-- Begin Given records --

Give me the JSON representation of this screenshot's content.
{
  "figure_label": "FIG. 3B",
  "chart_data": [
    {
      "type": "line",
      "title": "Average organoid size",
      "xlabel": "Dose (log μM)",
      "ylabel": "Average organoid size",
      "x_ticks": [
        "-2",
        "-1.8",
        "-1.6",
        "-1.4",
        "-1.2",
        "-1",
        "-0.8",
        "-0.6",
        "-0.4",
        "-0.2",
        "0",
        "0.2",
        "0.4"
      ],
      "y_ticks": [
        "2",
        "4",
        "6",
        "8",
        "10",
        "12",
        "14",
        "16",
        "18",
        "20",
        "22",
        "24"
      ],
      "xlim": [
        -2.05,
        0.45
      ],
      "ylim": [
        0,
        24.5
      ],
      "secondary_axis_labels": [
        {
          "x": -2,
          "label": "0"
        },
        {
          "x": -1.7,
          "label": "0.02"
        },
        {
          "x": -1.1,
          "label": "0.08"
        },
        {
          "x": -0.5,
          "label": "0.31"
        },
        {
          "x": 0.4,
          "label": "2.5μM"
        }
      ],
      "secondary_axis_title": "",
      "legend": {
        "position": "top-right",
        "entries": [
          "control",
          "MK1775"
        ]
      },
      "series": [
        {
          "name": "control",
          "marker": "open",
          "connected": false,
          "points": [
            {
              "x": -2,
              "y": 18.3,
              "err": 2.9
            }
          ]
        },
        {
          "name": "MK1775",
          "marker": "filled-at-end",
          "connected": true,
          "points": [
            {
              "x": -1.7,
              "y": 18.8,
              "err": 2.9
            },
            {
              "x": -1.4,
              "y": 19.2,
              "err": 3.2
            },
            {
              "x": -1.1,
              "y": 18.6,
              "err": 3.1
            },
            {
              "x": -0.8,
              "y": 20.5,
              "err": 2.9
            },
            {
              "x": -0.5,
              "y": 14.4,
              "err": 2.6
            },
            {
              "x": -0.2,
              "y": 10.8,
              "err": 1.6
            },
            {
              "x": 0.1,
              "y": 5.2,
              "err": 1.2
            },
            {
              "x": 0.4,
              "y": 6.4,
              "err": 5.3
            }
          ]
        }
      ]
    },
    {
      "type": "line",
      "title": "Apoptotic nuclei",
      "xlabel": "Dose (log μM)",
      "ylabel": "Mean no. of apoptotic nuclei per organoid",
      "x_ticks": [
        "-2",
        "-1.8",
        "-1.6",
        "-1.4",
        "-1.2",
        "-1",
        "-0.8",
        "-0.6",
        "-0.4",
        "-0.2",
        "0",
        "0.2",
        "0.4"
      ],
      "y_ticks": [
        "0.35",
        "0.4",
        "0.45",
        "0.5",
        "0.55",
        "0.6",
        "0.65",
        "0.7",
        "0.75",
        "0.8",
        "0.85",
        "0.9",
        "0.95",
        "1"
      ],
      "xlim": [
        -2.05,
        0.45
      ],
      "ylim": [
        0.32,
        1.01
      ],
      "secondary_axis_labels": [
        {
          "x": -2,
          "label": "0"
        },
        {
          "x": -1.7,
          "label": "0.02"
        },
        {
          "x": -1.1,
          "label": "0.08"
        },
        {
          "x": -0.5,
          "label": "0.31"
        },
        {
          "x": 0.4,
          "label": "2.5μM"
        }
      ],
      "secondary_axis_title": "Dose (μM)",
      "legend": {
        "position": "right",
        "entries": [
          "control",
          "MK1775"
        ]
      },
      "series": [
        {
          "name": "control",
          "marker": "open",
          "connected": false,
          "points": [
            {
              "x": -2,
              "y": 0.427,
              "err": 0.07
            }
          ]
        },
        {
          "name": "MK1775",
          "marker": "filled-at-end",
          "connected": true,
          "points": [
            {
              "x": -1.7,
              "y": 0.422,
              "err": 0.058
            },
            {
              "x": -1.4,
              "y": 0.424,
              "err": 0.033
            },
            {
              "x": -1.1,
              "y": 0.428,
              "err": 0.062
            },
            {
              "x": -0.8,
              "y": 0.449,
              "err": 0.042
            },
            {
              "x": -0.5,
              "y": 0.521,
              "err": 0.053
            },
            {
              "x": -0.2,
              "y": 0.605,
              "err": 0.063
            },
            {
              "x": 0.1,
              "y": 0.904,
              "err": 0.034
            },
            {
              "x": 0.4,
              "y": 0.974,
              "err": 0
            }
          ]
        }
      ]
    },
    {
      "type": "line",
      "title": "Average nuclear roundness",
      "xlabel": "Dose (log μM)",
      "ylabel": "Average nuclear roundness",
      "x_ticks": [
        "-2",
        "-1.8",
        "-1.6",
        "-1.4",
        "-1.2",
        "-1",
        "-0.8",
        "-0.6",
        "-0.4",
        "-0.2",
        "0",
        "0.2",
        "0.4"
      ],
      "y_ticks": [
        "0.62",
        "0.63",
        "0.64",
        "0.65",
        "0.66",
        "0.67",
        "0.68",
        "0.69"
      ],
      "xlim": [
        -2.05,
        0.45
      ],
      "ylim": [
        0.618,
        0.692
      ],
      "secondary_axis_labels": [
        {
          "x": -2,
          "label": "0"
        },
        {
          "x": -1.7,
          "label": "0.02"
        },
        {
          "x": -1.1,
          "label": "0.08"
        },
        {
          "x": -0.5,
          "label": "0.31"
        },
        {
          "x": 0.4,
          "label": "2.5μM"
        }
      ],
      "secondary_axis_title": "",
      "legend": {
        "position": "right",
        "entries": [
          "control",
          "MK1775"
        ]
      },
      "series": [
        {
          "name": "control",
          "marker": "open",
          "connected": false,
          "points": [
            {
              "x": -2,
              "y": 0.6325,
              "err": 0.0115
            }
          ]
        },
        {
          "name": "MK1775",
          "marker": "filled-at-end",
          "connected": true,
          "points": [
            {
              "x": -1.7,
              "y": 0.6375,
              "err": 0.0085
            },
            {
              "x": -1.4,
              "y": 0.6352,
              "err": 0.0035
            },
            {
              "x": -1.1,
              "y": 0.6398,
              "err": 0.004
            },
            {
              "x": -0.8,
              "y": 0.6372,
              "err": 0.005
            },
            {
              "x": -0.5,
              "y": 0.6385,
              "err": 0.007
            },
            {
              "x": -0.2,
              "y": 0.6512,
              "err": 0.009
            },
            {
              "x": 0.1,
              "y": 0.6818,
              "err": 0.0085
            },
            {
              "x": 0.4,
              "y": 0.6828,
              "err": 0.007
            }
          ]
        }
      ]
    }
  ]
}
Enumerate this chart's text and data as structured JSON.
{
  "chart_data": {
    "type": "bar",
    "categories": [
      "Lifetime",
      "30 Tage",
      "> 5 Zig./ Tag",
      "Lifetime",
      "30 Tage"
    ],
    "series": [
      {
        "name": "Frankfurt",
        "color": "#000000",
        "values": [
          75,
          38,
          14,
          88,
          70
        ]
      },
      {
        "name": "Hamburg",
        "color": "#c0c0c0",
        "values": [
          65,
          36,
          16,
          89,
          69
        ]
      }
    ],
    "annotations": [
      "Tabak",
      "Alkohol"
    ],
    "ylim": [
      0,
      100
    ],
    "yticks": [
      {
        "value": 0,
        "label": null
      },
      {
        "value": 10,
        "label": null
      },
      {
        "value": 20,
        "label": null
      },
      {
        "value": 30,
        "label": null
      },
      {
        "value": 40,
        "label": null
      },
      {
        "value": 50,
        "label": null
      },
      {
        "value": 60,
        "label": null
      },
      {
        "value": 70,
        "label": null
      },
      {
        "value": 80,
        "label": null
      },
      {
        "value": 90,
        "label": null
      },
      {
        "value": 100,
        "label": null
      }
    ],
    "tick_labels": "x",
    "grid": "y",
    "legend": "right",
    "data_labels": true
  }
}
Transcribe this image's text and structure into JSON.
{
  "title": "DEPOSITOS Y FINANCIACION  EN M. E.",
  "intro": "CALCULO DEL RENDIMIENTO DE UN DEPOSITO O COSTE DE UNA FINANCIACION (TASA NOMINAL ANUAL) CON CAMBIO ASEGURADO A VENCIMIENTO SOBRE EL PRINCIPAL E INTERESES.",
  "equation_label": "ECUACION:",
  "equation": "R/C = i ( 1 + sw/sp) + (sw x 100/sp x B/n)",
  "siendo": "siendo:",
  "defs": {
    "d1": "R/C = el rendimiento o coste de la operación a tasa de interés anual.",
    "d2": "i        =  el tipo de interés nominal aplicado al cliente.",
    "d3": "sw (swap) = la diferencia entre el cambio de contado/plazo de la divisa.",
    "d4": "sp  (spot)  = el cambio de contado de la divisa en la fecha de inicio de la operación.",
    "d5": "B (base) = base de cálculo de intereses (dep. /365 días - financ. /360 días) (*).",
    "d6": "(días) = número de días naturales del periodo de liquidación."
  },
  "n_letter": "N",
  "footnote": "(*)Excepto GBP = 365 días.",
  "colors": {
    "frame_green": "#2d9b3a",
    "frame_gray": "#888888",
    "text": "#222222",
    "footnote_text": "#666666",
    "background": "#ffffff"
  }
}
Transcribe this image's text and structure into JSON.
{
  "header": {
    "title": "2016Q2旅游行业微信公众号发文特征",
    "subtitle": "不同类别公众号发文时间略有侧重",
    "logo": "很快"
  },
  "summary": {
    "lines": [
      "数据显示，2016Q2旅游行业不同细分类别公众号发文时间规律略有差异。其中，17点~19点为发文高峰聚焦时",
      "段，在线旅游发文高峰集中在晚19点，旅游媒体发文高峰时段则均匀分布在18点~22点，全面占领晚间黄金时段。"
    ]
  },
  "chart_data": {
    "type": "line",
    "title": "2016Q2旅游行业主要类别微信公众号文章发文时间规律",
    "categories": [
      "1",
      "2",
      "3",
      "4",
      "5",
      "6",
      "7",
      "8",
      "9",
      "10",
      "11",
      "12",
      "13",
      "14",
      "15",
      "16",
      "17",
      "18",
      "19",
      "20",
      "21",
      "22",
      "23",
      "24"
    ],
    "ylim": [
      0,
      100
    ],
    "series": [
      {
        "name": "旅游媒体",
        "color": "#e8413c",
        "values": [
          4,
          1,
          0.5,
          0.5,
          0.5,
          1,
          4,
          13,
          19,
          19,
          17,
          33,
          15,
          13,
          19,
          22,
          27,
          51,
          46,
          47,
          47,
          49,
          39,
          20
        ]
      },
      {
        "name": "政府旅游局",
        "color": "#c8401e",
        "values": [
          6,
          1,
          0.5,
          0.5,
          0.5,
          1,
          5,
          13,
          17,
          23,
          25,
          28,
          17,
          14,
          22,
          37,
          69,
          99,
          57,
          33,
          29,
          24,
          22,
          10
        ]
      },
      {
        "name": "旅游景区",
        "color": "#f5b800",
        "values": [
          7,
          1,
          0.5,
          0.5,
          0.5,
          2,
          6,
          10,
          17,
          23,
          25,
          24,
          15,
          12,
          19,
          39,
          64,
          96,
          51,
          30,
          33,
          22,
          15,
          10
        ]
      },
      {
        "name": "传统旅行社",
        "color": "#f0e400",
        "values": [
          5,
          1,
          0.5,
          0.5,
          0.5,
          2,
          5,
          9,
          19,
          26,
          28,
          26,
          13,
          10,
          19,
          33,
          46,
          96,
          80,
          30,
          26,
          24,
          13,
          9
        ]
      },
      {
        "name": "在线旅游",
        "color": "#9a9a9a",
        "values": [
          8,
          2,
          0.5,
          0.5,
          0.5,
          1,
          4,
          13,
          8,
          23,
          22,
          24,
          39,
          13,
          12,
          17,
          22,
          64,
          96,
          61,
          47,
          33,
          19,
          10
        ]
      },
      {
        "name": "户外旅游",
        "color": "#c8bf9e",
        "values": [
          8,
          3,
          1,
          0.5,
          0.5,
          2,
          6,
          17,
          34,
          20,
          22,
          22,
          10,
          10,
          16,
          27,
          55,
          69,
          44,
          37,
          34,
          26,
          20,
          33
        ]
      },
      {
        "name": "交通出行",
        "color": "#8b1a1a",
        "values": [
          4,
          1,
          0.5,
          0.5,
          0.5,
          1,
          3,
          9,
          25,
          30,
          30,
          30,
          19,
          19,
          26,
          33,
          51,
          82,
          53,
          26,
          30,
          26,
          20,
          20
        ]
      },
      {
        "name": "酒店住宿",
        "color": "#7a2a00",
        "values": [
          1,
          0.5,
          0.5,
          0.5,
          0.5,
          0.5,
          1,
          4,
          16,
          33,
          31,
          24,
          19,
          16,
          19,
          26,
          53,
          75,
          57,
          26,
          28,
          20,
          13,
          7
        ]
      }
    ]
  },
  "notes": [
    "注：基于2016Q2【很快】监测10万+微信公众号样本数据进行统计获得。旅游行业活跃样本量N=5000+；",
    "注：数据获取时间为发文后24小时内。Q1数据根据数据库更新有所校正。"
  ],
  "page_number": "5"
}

-- End Given records --

_Stated exercise_
Pull out every line of the entries that includes the word "JSON".

_Exercise solution_
Give me the JSON representation of this screenshot's content.
Enumerate this chart's text and data as structured JSON.
Transcribe this image's text and structure into JSON.
Transcribe this image's text and structure into JSON.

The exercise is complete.